Give everything from the start of the entries down to and including the line that contains "total-input[interactable] bbox=[97, 514, 163, 530]" as a numbered list, leaving out any blank lines.
═════ Data supplied ═════
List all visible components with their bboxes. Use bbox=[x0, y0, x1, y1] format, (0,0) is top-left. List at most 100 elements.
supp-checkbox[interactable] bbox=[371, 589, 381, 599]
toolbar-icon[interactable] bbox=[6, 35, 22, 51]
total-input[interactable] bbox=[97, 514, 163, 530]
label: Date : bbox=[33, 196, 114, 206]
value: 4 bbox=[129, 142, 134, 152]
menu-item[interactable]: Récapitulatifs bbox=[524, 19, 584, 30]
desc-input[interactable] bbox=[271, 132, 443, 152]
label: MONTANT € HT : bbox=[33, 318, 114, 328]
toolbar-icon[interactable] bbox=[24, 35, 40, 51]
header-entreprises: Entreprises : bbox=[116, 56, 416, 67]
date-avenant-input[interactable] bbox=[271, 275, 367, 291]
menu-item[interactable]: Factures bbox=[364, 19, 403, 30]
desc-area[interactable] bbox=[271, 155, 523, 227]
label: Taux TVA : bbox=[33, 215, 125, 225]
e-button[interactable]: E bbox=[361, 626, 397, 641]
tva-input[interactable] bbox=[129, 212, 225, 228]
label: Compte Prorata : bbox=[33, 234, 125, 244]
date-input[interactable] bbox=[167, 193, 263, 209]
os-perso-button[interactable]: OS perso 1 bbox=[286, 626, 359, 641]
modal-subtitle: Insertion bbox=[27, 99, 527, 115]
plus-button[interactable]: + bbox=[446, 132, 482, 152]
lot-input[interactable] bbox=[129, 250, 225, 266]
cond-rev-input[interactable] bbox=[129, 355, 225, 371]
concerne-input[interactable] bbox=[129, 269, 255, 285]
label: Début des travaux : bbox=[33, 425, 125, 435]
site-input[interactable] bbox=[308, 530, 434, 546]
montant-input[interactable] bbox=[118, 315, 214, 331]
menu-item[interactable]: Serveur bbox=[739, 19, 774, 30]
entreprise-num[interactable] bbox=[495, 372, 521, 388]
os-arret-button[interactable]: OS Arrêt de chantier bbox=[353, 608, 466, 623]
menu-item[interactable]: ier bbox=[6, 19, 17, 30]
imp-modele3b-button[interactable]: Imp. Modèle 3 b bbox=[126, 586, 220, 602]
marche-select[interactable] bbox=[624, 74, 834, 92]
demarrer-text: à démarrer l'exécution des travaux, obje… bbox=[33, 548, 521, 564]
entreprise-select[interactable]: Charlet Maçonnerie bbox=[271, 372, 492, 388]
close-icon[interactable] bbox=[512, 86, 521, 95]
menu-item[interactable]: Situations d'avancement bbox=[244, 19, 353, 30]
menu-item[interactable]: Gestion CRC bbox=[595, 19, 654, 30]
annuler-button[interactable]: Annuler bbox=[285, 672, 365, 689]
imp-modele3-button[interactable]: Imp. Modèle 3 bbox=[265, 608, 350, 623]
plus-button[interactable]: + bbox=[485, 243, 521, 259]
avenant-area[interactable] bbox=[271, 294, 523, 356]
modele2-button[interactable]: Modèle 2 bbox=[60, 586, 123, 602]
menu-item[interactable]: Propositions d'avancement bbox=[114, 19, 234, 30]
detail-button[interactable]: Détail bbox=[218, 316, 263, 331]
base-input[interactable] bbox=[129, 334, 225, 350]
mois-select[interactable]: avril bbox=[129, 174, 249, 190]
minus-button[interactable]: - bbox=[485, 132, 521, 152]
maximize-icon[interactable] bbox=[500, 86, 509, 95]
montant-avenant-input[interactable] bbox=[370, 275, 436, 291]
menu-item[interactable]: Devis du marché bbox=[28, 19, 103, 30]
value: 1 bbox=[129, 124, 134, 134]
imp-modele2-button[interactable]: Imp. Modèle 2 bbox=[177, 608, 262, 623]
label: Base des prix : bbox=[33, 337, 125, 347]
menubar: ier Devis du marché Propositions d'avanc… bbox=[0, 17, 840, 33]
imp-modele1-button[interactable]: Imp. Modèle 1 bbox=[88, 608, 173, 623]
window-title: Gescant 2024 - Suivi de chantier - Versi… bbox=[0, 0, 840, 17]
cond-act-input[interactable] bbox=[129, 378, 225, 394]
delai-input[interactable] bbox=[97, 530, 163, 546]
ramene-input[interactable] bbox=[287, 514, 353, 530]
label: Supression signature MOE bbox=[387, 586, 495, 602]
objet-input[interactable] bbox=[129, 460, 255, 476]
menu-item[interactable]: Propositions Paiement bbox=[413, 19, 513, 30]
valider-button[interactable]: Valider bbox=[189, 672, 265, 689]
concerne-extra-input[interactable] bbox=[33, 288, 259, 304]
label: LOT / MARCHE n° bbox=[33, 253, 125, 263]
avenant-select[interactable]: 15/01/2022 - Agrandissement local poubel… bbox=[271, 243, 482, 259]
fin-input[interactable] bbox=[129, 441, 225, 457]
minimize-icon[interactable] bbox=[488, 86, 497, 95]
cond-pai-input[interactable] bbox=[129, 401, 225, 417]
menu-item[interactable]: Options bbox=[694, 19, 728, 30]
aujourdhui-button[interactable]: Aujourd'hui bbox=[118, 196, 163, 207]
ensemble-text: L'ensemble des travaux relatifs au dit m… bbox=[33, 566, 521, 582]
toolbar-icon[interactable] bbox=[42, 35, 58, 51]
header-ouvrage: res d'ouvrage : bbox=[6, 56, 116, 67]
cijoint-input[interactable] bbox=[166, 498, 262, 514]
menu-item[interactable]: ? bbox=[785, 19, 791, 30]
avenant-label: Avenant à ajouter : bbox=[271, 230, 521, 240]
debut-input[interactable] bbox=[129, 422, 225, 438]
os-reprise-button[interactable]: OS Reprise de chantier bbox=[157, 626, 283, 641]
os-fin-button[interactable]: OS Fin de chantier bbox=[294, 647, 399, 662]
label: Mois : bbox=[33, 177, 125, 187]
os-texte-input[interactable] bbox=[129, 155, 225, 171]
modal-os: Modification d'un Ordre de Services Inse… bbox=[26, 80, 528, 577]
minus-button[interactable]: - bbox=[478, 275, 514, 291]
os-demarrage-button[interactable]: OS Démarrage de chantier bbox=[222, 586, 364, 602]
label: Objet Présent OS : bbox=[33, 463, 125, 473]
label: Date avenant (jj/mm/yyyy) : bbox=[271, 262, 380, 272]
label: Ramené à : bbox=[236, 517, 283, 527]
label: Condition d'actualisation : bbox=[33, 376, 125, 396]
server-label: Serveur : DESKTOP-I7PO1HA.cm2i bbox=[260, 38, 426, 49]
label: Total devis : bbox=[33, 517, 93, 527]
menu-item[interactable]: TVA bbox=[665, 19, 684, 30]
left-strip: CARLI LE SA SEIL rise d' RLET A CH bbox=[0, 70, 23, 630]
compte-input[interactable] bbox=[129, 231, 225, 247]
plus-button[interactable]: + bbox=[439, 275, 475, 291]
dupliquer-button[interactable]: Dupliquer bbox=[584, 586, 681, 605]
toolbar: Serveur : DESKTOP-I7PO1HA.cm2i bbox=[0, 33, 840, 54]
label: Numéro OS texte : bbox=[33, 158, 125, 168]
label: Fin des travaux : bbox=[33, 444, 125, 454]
═════
[Exercise output]
1. List all visible components with their bboxes. Use bbox=[x0, y0, x1, y1] format, (0,0) is top-left. List at most 100 elements.
2. supp-checkbox[interactable] bbox=[371, 589, 381, 599]
3. toolbar-icon[interactable] bbox=[6, 35, 22, 51]
4. total-input[interactable] bbox=[97, 514, 163, 530]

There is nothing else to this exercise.